• **Exercise task**:
Continue the blog post about Virgo and analysis from its last line with a few more paragraphs in the same voice.

• **Provided passage**:
— BEGIN —

Virgo I – Zodiac I

Really should stop missing my astrological windows.  In some parts of the world, I couldn’t even get these in in September.

“I analyze”
positive qualities: clarity of thought, discrimination, courtesy, service to others, practicality, self-honesty
negative: criticism, crankiness, timidity, pessimism, inferiority, hair-splitting

The one thing I can remember about Virgos is being analytical.  I know some quite analytical Virgos.  Ah, analysis – that’s something I can relate to.

What Is Good vs. Why It’s Good

Is it more important to know what is good or why something is good?  Sure, the goal should be to understand both.  It’s interesting how sometimes someone, including myself, can get lost in trying to answer one without taking the bigger picture into account.  Of course, any decent analysis of what is good begs the question as to why and studying why things are good generates a list of what is naturally.

Taking CCGs …  I quite enjoy rating cards.  I don’t do as much of it as I once did, but then, I don’t write articles anymore or playtest anymore.  And, with V:TES being the only CCG I regularly play, it’s hard to care as much about analysis.  Okay, this whole paragraph was an aside.

Why is Govern the Unaligned better than Scouting Mission?

— END —

• **Data records**:
— BEGIN —

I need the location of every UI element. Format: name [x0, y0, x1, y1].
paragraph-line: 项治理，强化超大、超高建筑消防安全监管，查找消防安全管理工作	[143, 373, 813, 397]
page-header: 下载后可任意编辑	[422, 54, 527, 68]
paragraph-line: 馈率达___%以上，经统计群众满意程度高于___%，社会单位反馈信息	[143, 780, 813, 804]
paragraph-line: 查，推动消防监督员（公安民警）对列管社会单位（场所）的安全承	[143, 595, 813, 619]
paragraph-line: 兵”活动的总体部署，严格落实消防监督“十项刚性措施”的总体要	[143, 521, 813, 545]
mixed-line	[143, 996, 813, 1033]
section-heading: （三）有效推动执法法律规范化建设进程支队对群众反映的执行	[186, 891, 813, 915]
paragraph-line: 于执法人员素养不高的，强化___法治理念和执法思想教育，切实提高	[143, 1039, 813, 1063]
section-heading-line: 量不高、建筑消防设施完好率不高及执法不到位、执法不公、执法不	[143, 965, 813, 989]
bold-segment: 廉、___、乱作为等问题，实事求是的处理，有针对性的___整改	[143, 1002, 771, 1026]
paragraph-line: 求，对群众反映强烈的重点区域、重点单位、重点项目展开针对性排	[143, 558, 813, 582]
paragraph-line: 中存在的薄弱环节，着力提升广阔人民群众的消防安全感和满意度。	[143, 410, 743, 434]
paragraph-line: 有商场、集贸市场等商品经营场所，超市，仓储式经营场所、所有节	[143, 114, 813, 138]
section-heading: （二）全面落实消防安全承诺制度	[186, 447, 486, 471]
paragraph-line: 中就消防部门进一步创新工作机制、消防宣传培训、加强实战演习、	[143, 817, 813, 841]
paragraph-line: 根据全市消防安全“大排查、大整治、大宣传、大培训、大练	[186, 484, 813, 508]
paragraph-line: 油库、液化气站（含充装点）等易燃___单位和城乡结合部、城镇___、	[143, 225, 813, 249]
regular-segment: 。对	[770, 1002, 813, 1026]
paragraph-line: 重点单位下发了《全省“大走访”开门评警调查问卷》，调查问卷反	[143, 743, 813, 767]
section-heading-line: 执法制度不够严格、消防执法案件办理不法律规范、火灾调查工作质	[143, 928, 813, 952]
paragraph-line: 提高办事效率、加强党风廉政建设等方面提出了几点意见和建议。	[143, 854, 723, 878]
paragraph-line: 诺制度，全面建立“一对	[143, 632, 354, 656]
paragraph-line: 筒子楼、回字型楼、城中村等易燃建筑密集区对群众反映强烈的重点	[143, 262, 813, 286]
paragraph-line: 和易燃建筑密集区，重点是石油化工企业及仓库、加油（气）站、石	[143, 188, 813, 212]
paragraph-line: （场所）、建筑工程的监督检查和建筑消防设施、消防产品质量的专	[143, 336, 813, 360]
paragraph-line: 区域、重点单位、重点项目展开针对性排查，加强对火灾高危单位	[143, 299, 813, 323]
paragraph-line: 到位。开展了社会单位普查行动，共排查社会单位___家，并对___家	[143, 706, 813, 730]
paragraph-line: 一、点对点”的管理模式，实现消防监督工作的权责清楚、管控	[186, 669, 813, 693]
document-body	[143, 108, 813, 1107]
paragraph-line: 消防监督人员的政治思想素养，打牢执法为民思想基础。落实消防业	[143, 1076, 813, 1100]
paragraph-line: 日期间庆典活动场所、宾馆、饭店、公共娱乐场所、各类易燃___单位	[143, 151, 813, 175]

— END —

• **Result of this exercise**:
It’s not always the case that more effect for higher cost is better in V:TES.  I don’t rate Pushing the Limit as better than Undead Strength.  Could argue that there’s greater diminishing returns with dealing combat damage than with bleed or “banking”.  Rather than try to get technical when I’m tired, I think there’s an intuitive basis for why the former is better.  Card economy, action economy.  Two Governs do as much as three Scouting Missions.  You pay for it in blood but save it in actions.  Clearly an action isn’t worth just one blood.

Why isn’t an action worth a blood?

Both are finite resources, but I’d put actions as (usually) the greater constraint in a game.  I could talk about hunting.  Some players are aware of how seriously I take hunting.  Probably not the time to go into it, but I’d note that the power in hunting has little to nothing to do with gaining blood.

Why is Enchant Kindred a better card than Scouting Mission?

They have the same text, yet the former is far better.  Sadly, the answer is one that people either get or don’t get and so probably isn’t all that exciting.  Ban Govern and they might end up being equal or SM might end up being better.

Does analysis make players better?

Anecdotally, I, myself, could point out many instances where people who just do and don’t think do better than those who think.  I certainly think far more about the CCGs I play than a lot of better players.  Then, I find that some strong players do analysis and the analysis is wrong.  What’s going on?

Well, obviously, there’s more to success than thinking.  How many sports fans think they know better how to run a team than the professional coaches?  And, we see all of the time in life how some people have better instincts than those who may know more.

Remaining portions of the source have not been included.